TASK TO CARRY OUT: All of the material below is to be restated word for word, apart from the pictures.

GIVEN RECORDS:

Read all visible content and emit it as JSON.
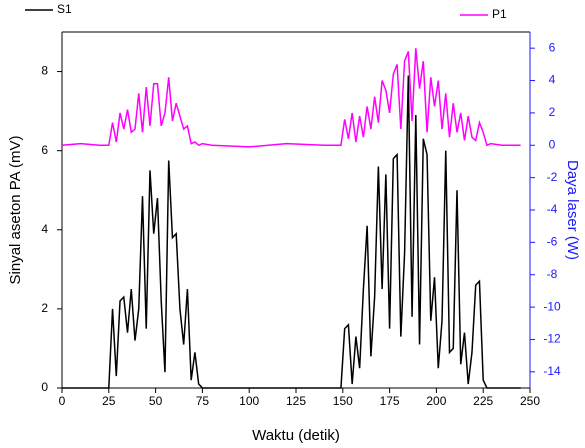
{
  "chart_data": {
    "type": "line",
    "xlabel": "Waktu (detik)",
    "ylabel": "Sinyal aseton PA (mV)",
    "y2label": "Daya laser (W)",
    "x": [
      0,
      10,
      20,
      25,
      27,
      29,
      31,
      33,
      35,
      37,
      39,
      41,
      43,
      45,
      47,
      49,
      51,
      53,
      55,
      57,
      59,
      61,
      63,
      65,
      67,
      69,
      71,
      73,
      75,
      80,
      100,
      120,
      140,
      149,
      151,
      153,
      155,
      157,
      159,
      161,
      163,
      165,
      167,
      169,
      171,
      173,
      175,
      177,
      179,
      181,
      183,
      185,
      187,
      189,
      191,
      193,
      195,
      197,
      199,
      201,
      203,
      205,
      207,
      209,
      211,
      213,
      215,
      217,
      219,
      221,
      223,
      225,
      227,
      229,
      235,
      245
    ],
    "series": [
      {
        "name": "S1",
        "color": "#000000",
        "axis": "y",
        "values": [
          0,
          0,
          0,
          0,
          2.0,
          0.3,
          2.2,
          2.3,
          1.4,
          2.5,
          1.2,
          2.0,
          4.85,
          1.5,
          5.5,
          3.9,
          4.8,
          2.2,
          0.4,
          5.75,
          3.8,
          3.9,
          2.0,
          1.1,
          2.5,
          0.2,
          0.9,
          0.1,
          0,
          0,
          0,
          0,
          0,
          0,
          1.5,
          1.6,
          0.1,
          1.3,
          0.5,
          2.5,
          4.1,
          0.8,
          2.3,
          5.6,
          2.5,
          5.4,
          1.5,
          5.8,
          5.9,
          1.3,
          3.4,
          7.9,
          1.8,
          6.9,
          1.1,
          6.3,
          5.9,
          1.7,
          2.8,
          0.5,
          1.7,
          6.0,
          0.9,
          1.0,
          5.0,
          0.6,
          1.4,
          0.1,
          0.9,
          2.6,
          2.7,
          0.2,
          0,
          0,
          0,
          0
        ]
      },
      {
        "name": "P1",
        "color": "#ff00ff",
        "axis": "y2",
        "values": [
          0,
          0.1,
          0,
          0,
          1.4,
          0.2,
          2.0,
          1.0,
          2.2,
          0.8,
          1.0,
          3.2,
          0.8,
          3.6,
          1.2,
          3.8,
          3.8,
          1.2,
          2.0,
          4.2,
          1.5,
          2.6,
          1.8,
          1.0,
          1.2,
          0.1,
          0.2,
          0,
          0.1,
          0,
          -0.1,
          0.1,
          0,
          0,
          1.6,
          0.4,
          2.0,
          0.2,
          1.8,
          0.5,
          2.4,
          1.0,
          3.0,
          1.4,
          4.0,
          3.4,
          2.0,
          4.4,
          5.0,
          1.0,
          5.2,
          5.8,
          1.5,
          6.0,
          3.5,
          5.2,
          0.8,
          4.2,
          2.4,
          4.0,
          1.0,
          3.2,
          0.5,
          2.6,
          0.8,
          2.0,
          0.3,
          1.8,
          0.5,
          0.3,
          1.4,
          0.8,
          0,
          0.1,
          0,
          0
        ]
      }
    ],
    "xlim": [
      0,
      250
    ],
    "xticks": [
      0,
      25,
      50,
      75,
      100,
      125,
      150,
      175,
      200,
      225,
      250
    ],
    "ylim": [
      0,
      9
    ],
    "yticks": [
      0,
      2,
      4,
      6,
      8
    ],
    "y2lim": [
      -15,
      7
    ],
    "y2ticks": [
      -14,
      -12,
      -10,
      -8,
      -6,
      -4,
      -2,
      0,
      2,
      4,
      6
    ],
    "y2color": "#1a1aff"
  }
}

FINAL ANSWER:
Read all visible content and emit it as JSON.
{
  "chart_data": {
    "type": "line",
    "xlabel": "Waktu (detik)",
    "ylabel": "Sinyal aseton PA (mV)",
    "y2label": "Daya laser (W)",
    "x": [
      0,
      10,
      20,
      25,
      27,
      29,
      31,
      33,
      35,
      37,
      39,
      41,
      43,
      45,
      47,
      49,
      51,
      53,
      55,
      57,
      59,
      61,
      63,
      65,
      67,
      69,
      71,
      73,
      75,
      80,
      100,
      120,
      140,
      149,
      151,
      153,
      155,
      157,
      159,
      161,
      163,
      165,
      167,
      169,
      171,
      173,
      175,
      177,
      179,
      181,
      183,
      185,
      187,
      189,
      191,
      193,
      195,
      197,
      199,
      201,
      203,
      205,
      207,
      209,
      211,
      213,
      215,
      217,
      219,
      221,
      223,
      225,
      227,
      229,
      235,
      245
    ],
    "series": [
      {
        "name": "S1",
        "color": "#000000",
        "axis": "y",
        "values": [
          0,
          0,
          0,
          0,
          2.0,
          0.3,
          2.2,
          2.3,
          1.4,
          2.5,
          1.2,
          2.0,
          4.85,
          1.5,
          5.5,
          3.9,
          4.8,
          2.2,
          0.4,
          5.75,
          3.8,
          3.9,
          2.0,
          1.1,
          2.5,
          0.2,
          0.9,
          0.1,
          0,
          0,
          0,
          0,
          0,
          0,
          1.5,
          1.6,
          0.1,
          1.3,
          0.5,
          2.5,
          4.1,
          0.8,
          2.3,
          5.6,
          2.5,
          5.4,
          1.5,
          5.8,
          5.9,
          1.3,
          3.4,
          7.9,
          1.8,
          6.9,
          1.1,
          6.3,
          5.9,
          1.7,
          2.8,
          0.5,
          1.7,
          6.0,
          0.9,
          1.0,
          5.0,
          0.6,
          1.4,
          0.1,
          0.9,
          2.6,
          2.7,
          0.2,
          0,
          0,
          0,
          0
        ]
      },
      {
        "name": "P1",
        "color": "#ff00ff",
        "axis": "y2",
        "values": [
          0,
          0.1,
          0,
          0,
          1.4,
          0.2,
          2.0,
          1.0,
          2.2,
          0.8,
          1.0,
          3.2,
          0.8,
          3.6,
          1.2,
          3.8,
          3.8,
          1.2,
          2.0,
          4.2,
          1.5,
          2.6,
          1.8,
          1.0,
          1.2,
          0.1,
          0.2,
          0,
          0.1,
          0,
          -0.1,
          0.1,
          0,
          0,
          1.6,
          0.4,
          2.0,
          0.2,
          1.8,
          0.5,
          2.4,
          1.0,
          3.0,
          1.4,
          4.0,
          3.4,
          2.0,
          4.4,
          5.0,
          1.0,
          5.2,
          5.8,
          1.5,
          6.0,
          3.5,
          5.2,
          0.8,
          4.2,
          2.4,
          4.0,
          1.0,
          3.2,
          0.5,
          2.6,
          0.8,
          2.0,
          0.3,
          1.8,
          0.5,
          0.3,
          1.4,
          0.8,
          0,
          0.1,
          0,
          0
        ]
      }
    ],
    "xlim": [
      0,
      250
    ],
    "xticks": [
      0,
      25,
      50,
      75,
      100,
      125,
      150,
      175,
      200,
      225,
      250
    ],
    "ylim": [
      0,
      9
    ],
    "yticks": [
      0,
      2,
      4,
      6,
      8
    ],
    "y2lim": [
      -15,
      7
    ],
    "y2ticks": [
      -14,
      -12,
      -10,
      -8,
      -6,
      -4,
      -2,
      0,
      2,
      4,
      6
    ],
    "y2color": "#1a1aff"
  }
}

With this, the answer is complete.